Copy the data exactly as it appears, and do not include any pictures.
=-=-=-=-=
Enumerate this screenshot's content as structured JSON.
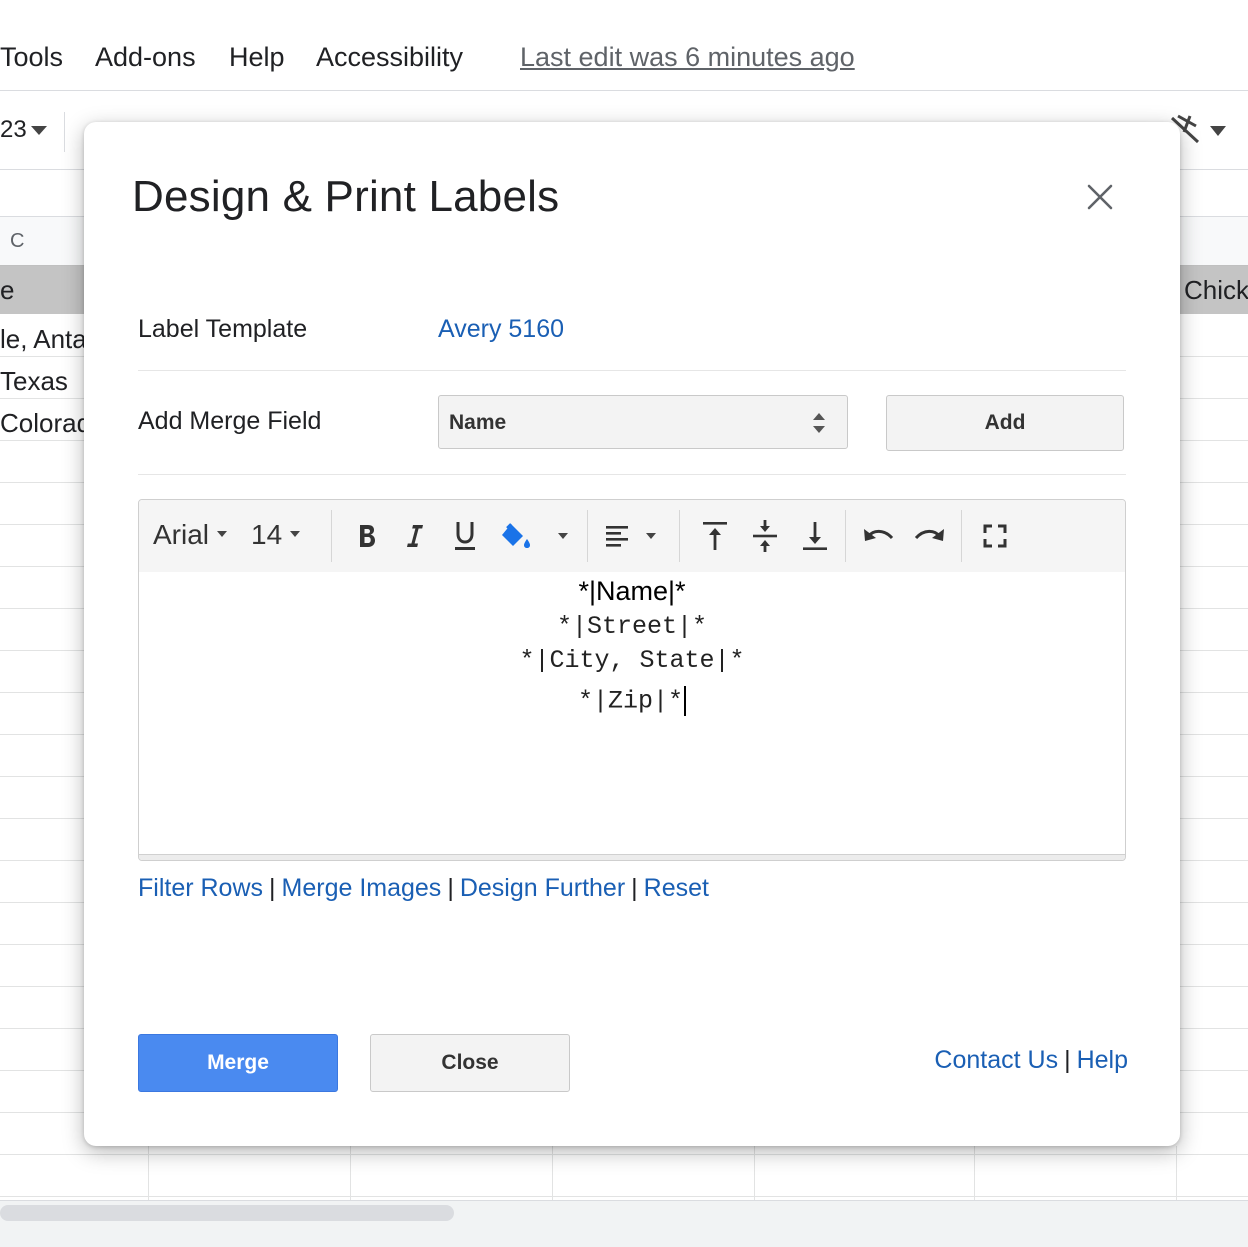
{
  "app": {
    "menu": [
      "Tools",
      "Add-ons",
      "Help",
      "Accessibility"
    ],
    "last_edit": "Last edit was 6 minutes ago",
    "zoom_fragment": "23"
  },
  "sheet": {
    "column_header": "C",
    "header_left_fragment": "e",
    "header_right_fragment": "Chick",
    "rows": [
      "le, Anta",
      " Texas",
      "Colorad"
    ]
  },
  "dialog": {
    "title": "Design & Print Labels",
    "label_template_label": "Label Template",
    "label_template_value": "Avery 5160",
    "merge_field_label": "Add Merge Field",
    "merge_field_selected": "Name",
    "add_label": "Add",
    "editor": {
      "font": "Arial",
      "font_size": "14",
      "lines": [
        "*|Name|*",
        "*|Street|*",
        "*|City, State|*",
        "*|Zip|*"
      ]
    },
    "links": [
      "Filter Rows",
      "Merge Images",
      "Design Further",
      "Reset"
    ],
    "merge_label": "Merge",
    "close_label": "Close",
    "footer_links": [
      "Contact Us",
      "Help"
    ]
  },
  "colors": {
    "link": "#1a5fb4",
    "primary_button": "#4a8af0"
  }
}
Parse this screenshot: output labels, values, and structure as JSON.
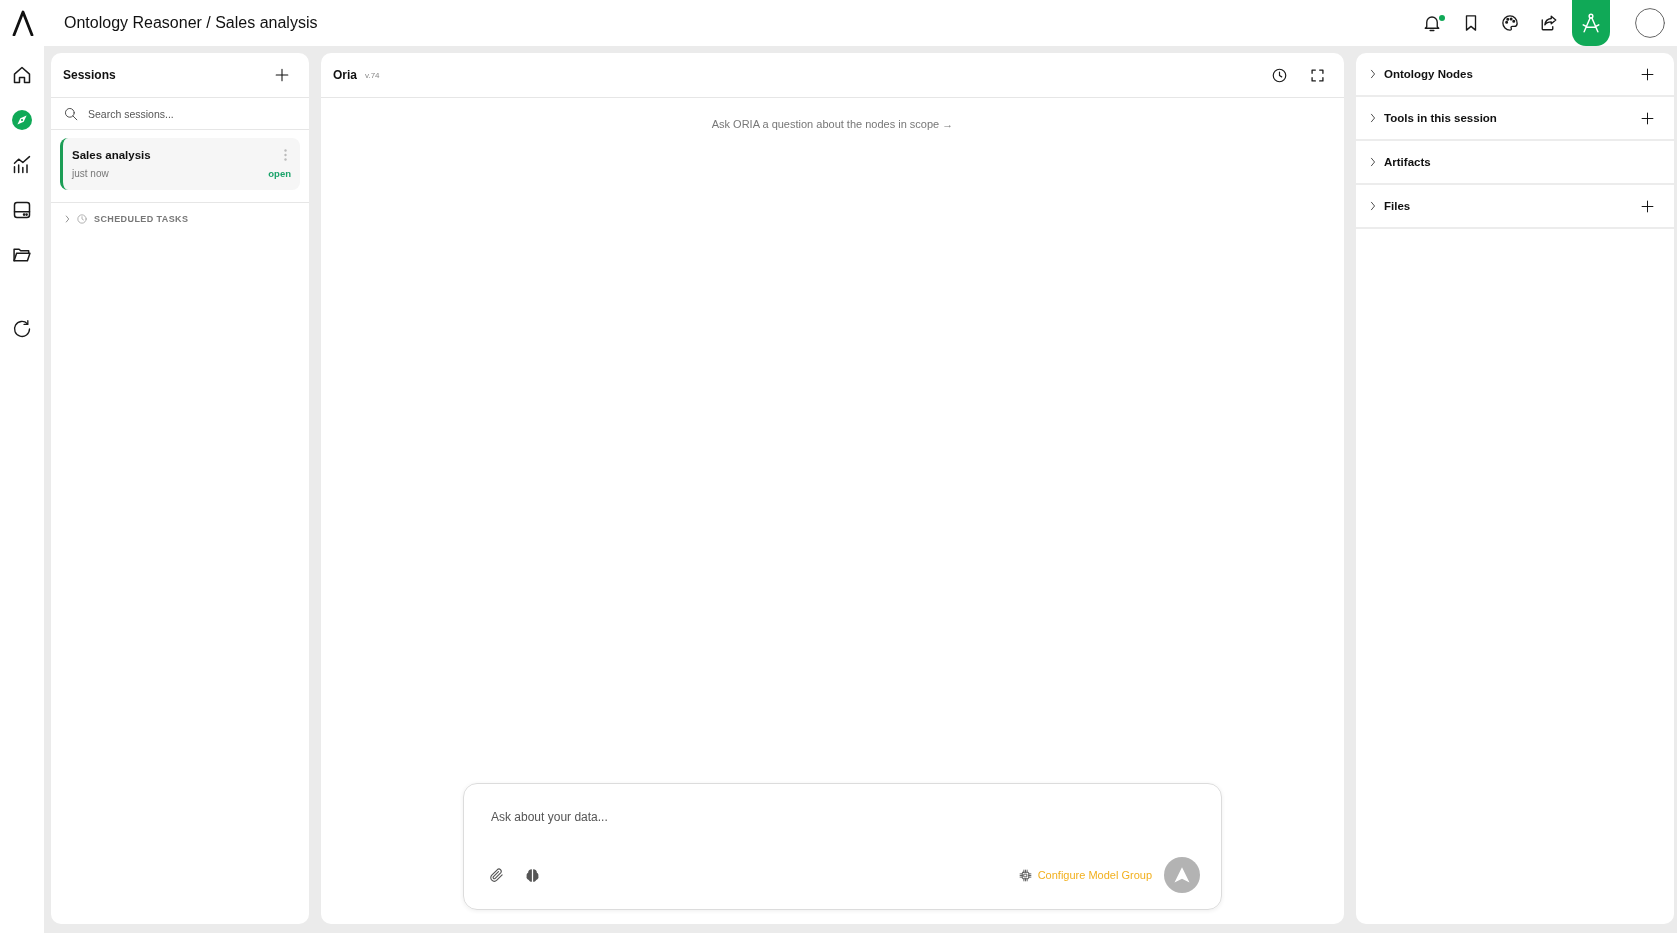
{
  "header": {
    "breadcrumb": "Ontology Reasoner / Sales analysis",
    "notifications_unread": true,
    "mode_toggle": {
      "on": true
    }
  },
  "nav": {
    "items": [
      {
        "selected": false
      },
      {
        "selected": true
      },
      {
        "selected": false
      },
      {
        "selected": false
      },
      {
        "selected": false
      }
    ]
  },
  "sessions": {
    "title": "Sessions",
    "search": {
      "placeholder": "Search sessions..."
    },
    "items": [
      {
        "title": "Sales analysis",
        "time": "just now",
        "status": "open",
        "selected": true
      }
    ],
    "scheduled_tasks": {
      "label": "SCHEDULED TASKS",
      "expanded": false
    }
  },
  "chat": {
    "title": "Oria",
    "version": "v.74",
    "hint": "Ask ORIA a question about the nodes in scope →",
    "composer": {
      "placeholder": "Ask about your data...",
      "model_link": "Configure Model Group",
      "send_disabled": true
    }
  },
  "context": {
    "sections": [
      {
        "label": "Ontology Nodes",
        "expanded": false,
        "addable": true
      },
      {
        "label": "Tools in this session",
        "expanded": false,
        "addable": true
      },
      {
        "label": "Artifacts",
        "expanded": false,
        "addable": false
      },
      {
        "label": "Files",
        "expanded": false,
        "addable": true
      }
    ]
  }
}
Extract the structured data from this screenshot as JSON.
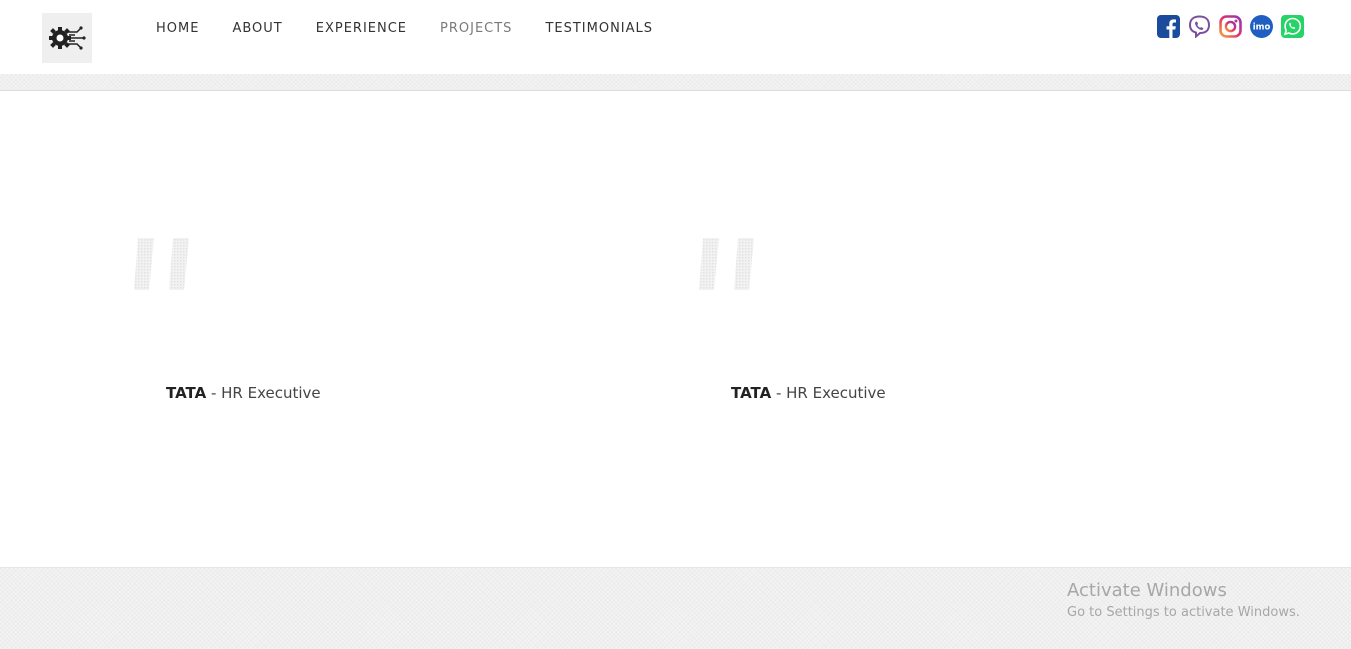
{
  "nav": {
    "items": [
      {
        "label": "HOME"
      },
      {
        "label": "ABOUT"
      },
      {
        "label": "EXPERIENCE"
      },
      {
        "label": "PROJECTS"
      },
      {
        "label": "TESTIMONIALS"
      }
    ]
  },
  "social": {
    "icons": [
      "facebook-icon",
      "viber-icon",
      "instagram-icon",
      "imo-icon",
      "whatsapp-icon"
    ],
    "imo_text": "imo",
    "colors": {
      "facebook": "#1b4b9b",
      "viber": "#7b519d",
      "instagram": "#d6249f",
      "imo": "#1f5fc1",
      "whatsapp": "#25d366"
    }
  },
  "testimonials": [
    {
      "company": "TATA",
      "separator": " - ",
      "role": "HR Executive"
    },
    {
      "company": "TATA",
      "separator": " - ",
      "role": "HR Executive"
    }
  ],
  "watermark": {
    "title": "Activate Windows",
    "subtitle": "Go to Settings to activate Windows."
  }
}
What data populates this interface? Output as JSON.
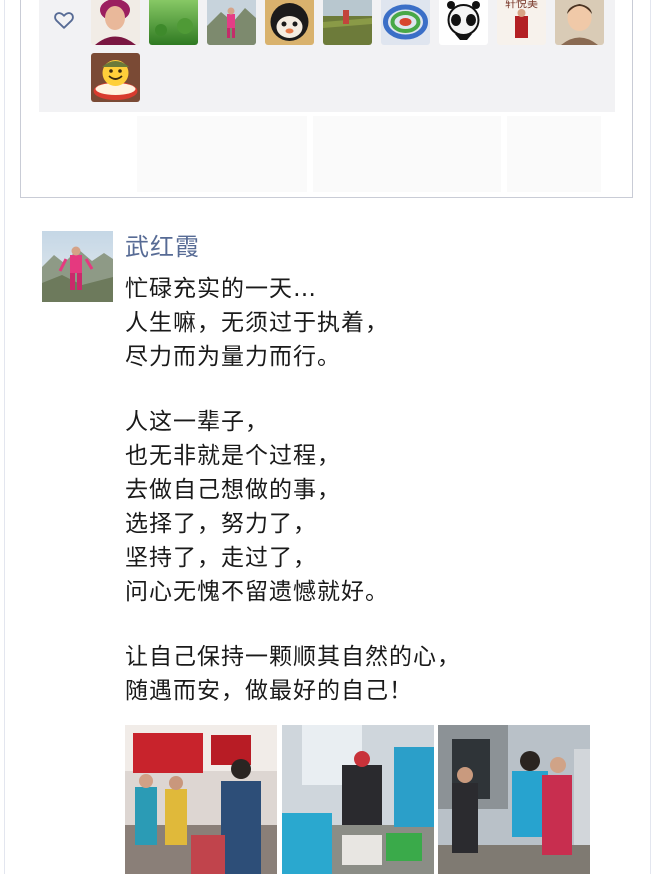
{
  "likes_section": {
    "heart_icon": "heart-outline-icon",
    "likers": [
      {
        "name": "liker-1",
        "kind": "portrait-red-hair"
      },
      {
        "name": "liker-2",
        "kind": "green-field"
      },
      {
        "name": "liker-3",
        "kind": "mountain-hiker"
      },
      {
        "name": "liker-4",
        "kind": "cartoon-face"
      },
      {
        "name": "liker-5",
        "kind": "crop-field"
      },
      {
        "name": "liker-6",
        "kind": "colorful-ring"
      },
      {
        "name": "liker-7",
        "kind": "panda-cartoon"
      },
      {
        "name": "liker-8",
        "kind": "calligraphy-portrait",
        "overlay_text": "轩悦美"
      },
      {
        "name": "liker-9",
        "kind": "child-portrait"
      },
      {
        "name": "liker-10",
        "kind": "smiley-cake"
      }
    ]
  },
  "post": {
    "author": "武红霞",
    "author_color": "#576b95",
    "paragraphs": [
      [
        "忙碌充实的一天…",
        "人生嘛，无须过于执着，",
        "尽力而为量力而行。"
      ],
      [
        "人这一辈子，",
        "也无非就是个过程，",
        "去做自己想做的事，",
        "选择了，努力了，",
        "坚持了，走过了，",
        "问心无愧不留遗憾就好。"
      ],
      [
        "让自己保持一颗顺其自然的心，",
        "随遇而安，做最好的自己！"
      ]
    ],
    "photos": [
      {
        "name": "photo-1",
        "scene": "indoor-meeting-red-wall"
      },
      {
        "name": "photo-2",
        "scene": "indoor-supplies"
      },
      {
        "name": "photo-3",
        "scene": "outdoor-hug"
      }
    ]
  }
}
=-=-=-=-=
#### [PROBLEM SOLUTION]
Enumerate this screenshot's content as structured JSON.
{
  "app": {
    "menu": [
      "Tools",
      "Add-ons",
      "Help",
      "Accessibility"
    ],
    "last_edit": "Last edit was 6 minutes ago",
    "zoom_fragment": "23"
  },
  "sheet": {
    "column_header": "C",
    "header_left_fragment": "e",
    "header_right_fragment": "Chick",
    "rows": [
      "le, Anta",
      " Texas",
      "Colorad"
    ]
  },
  "dialog": {
    "title": "Design & Print Labels",
    "label_template_label": "Label Template",
    "label_template_value": "Avery 5160",
    "merge_field_label": "Add Merge Field",
    "merge_field_selected": "Name",
    "add_label": "Add",
    "editor": {
      "font": "Arial",
      "font_size": "14",
      "lines": [
        "*|Name|*",
        "*|Street|*",
        "*|City, State|*",
        "*|Zip|*"
      ]
    },
    "links": [
      "Filter Rows",
      "Merge Images",
      "Design Further",
      "Reset"
    ],
    "merge_label": "Merge",
    "close_label": "Close",
    "footer_links": [
      "Contact Us",
      "Help"
    ]
  },
  "colors": {
    "link": "#1a5fb4",
    "primary_button": "#4a8af0"
  }
}
Parse this screenshot: output labels, values, and structure as JSON.
{
  "header": {
    "breadcrumb": "Ontology Reasoner / Sales analysis",
    "notifications_unread": true,
    "mode_toggle": {
      "on": true
    }
  },
  "nav": {
    "items": [
      {
        "selected": false
      },
      {
        "selected": true
      },
      {
        "selected": false
      },
      {
        "selected": false
      },
      {
        "selected": false
      }
    ]
  },
  "sessions": {
    "title": "Sessions",
    "search": {
      "placeholder": "Search sessions..."
    },
    "items": [
      {
        "title": "Sales analysis",
        "time": "just now",
        "status": "open",
        "selected": true
      }
    ],
    "scheduled_tasks": {
      "label": "SCHEDULED TASKS",
      "expanded": false
    }
  },
  "chat": {
    "title": "Oria",
    "version": "v.74",
    "hint": "Ask ORIA a question about the nodes in scope →",
    "composer": {
      "placeholder": "Ask about your data...",
      "model_link": "Configure Model Group",
      "send_disabled": true
    }
  },
  "context": {
    "sections": [
      {
        "label": "Ontology Nodes",
        "expanded": false,
        "addable": true
      },
      {
        "label": "Tools in this session",
        "expanded": false,
        "addable": true
      },
      {
        "label": "Artifacts",
        "expanded": false,
        "addable": false
      },
      {
        "label": "Files",
        "expanded": false,
        "addable": true
      }
    ]
  }
}
Extract the structured data from this screenshot as JSON.
{
  "nav": {
    "items": [
      {
        "label": "HOME"
      },
      {
        "label": "ABOUT"
      },
      {
        "label": "EXPERIENCE"
      },
      {
        "label": "PROJECTS"
      },
      {
        "label": "TESTIMONIALS"
      }
    ]
  },
  "social": {
    "icons": [
      "facebook-icon",
      "viber-icon",
      "instagram-icon",
      "imo-icon",
      "whatsapp-icon"
    ],
    "imo_text": "imo",
    "colors": {
      "facebook": "#1b4b9b",
      "viber": "#7b519d",
      "instagram": "#d6249f",
      "imo": "#1f5fc1",
      "whatsapp": "#25d366"
    }
  },
  "testimonials": [
    {
      "company": "TATA",
      "separator": " - ",
      "role": "HR Executive"
    },
    {
      "company": "TATA",
      "separator": " - ",
      "role": "HR Executive"
    }
  ],
  "watermark": {
    "title": "Activate Windows",
    "subtitle": "Go to Settings to activate Windows."
  }
}
What data populates this interface? Output as JSON.
{
  "likes_section": {
    "heart_icon": "heart-outline-icon",
    "likers": [
      {
        "name": "liker-1",
        "kind": "portrait-red-hair"
      },
      {
        "name": "liker-2",
        "kind": "green-field"
      },
      {
        "name": "liker-3",
        "kind": "mountain-hiker"
      },
      {
        "name": "liker-4",
        "kind": "cartoon-face"
      },
      {
        "name": "liker-5",
        "kind": "crop-field"
      },
      {
        "name": "liker-6",
        "kind": "colorful-ring"
      },
      {
        "name": "liker-7",
        "kind": "panda-cartoon"
      },
      {
        "name": "liker-8",
        "kind": "calligraphy-portrait",
        "overlay_text": "轩悦美"
      },
      {
        "name": "liker-9",
        "kind": "child-portrait"
      },
      {
        "name": "liker-10",
        "kind": "smiley-cake"
      }
    ]
  },
  "post": {
    "author": "武红霞",
    "author_color": "#576b95",
    "paragraphs": [
      [
        "忙碌充实的一天…",
        "人生嘛，无须过于执着，",
        "尽力而为量力而行。"
      ],
      [
        "人这一辈子，",
        "也无非就是个过程，",
        "去做自己想做的事，",
        "选择了，努力了，",
        "坚持了，走过了，",
        "问心无愧不留遗憾就好。"
      ],
      [
        "让自己保持一颗顺其自然的心，",
        "随遇而安，做最好的自己！"
      ]
    ],
    "photos": [
      {
        "name": "photo-1",
        "scene": "indoor-meeting-red-wall"
      },
      {
        "name": "photo-2",
        "scene": "indoor-supplies"
      },
      {
        "name": "photo-3",
        "scene": "outdoor-hug"
      }
    ]
  }
}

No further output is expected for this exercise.